> What the task requires
Repeat every record below exactly, leaving out the pictures.

##### Input for this task #####

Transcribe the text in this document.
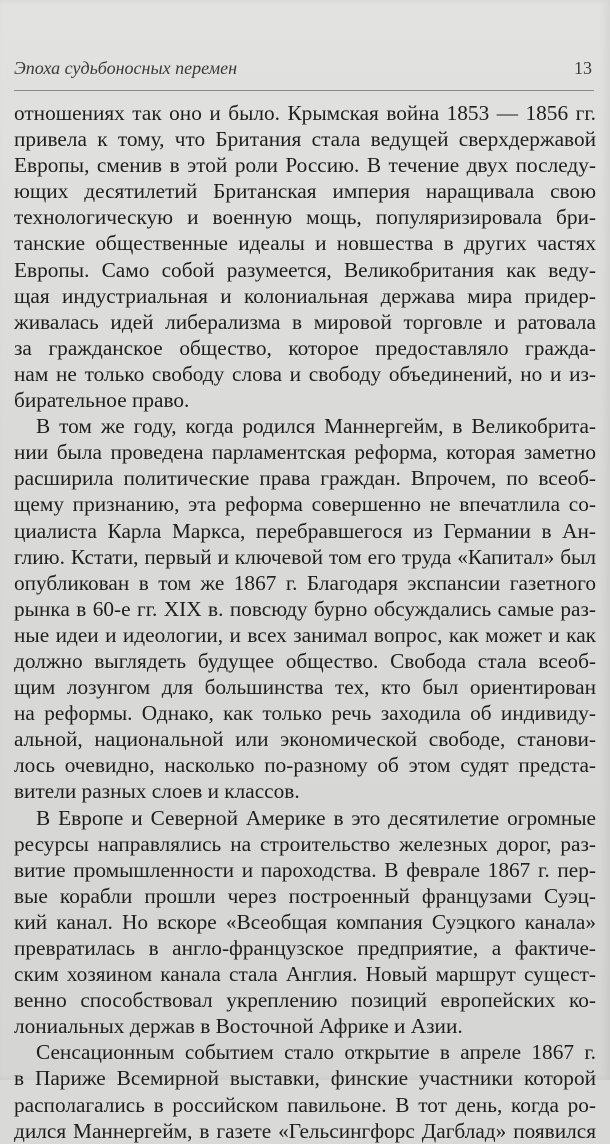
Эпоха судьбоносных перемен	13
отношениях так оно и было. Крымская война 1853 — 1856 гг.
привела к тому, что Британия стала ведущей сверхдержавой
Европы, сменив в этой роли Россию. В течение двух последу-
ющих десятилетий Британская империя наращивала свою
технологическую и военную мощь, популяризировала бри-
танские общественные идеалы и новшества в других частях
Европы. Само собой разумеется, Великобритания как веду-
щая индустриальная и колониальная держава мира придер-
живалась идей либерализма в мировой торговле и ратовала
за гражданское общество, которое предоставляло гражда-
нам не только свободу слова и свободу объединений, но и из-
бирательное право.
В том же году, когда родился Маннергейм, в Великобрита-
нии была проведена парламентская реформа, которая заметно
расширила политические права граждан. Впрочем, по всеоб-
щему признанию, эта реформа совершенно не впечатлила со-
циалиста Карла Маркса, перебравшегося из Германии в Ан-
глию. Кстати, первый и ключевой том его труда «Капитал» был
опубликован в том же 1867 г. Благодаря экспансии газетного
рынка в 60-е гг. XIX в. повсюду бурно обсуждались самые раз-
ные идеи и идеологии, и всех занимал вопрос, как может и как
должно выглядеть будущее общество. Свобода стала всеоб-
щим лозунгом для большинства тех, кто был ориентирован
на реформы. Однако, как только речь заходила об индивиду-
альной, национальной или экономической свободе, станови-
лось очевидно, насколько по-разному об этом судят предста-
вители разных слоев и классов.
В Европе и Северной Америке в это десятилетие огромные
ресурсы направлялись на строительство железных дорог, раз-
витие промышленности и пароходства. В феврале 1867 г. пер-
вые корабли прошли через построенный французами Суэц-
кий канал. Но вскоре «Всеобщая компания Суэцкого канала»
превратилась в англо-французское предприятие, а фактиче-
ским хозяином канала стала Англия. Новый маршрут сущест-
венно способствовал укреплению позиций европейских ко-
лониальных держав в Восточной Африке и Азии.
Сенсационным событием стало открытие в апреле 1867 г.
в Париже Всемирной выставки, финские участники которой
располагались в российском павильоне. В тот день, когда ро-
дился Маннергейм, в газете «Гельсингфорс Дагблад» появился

#####

> Complete answer
Transcribe the text in this document.
Эпоха судьбоносных перемен	13
отношениях так оно и было. Крымская война 1853 — 1856 гг.
привела к тому, что Британия стала ведущей сверхдержавой
Европы, сменив в этой роли Россию. В течение двух последу-
ющих десятилетий Британская империя наращивала свою
технологическую и военную мощь, популяризировала бри-
танские общественные идеалы и новшества в других частях
Европы. Само собой разумеется, Великобритания как веду-
щая индустриальная и колониальная держава мира придер-
живалась идей либерализма в мировой торговле и ратовала
за гражданское общество, которое предоставляло гражда-
нам не только свободу слова и свободу объединений, но и из-
бирательное право.
В том же году, когда родился Маннергейм, в Великобрита-
нии была проведена парламентская реформа, которая заметно
расширила политические права граждан. Впрочем, по всеоб-
щему признанию, эта реформа совершенно не впечатлила со-
циалиста Карла Маркса, перебравшегося из Германии в Ан-
глию. Кстати, первый и ключевой том его труда «Капитал» был
опубликован в том же 1867 г. Благодаря экспансии газетного
рынка в 60-е гг. XIX в. повсюду бурно обсуждались самые раз-
ные идеи и идеологии, и всех занимал вопрос, как может и как
должно выглядеть будущее общество. Свобода стала всеоб-
щим лозунгом для большинства тех, кто был ориентирован
на реформы. Однако, как только речь заходила об индивиду-
альной, национальной или экономической свободе, станови-
лось очевидно, насколько по-разному об этом судят предста-
вители разных слоев и классов.
В Европе и Северной Америке в это десятилетие огромные
ресурсы направлялись на строительство железных дорог, раз-
витие промышленности и пароходства. В феврале 1867 г. пер-
вые корабли прошли через построенный французами Суэц-
кий канал. Но вскоре «Всеобщая компания Суэцкого канала»
превратилась в англо-французское предприятие, а фактиче-
ским хозяином канала стала Англия. Новый маршрут сущест-
венно способствовал укреплению позиций европейских ко-
лониальных держав в Восточной Африке и Азии.
Сенсационным событием стало открытие в апреле 1867 г.
в Париже Всемирной выставки, финские участники которой
располагались в российском павильоне. В тот день, когда ро-
дился Маннергейм, в газете «Гельсингфорс Дагблад» появился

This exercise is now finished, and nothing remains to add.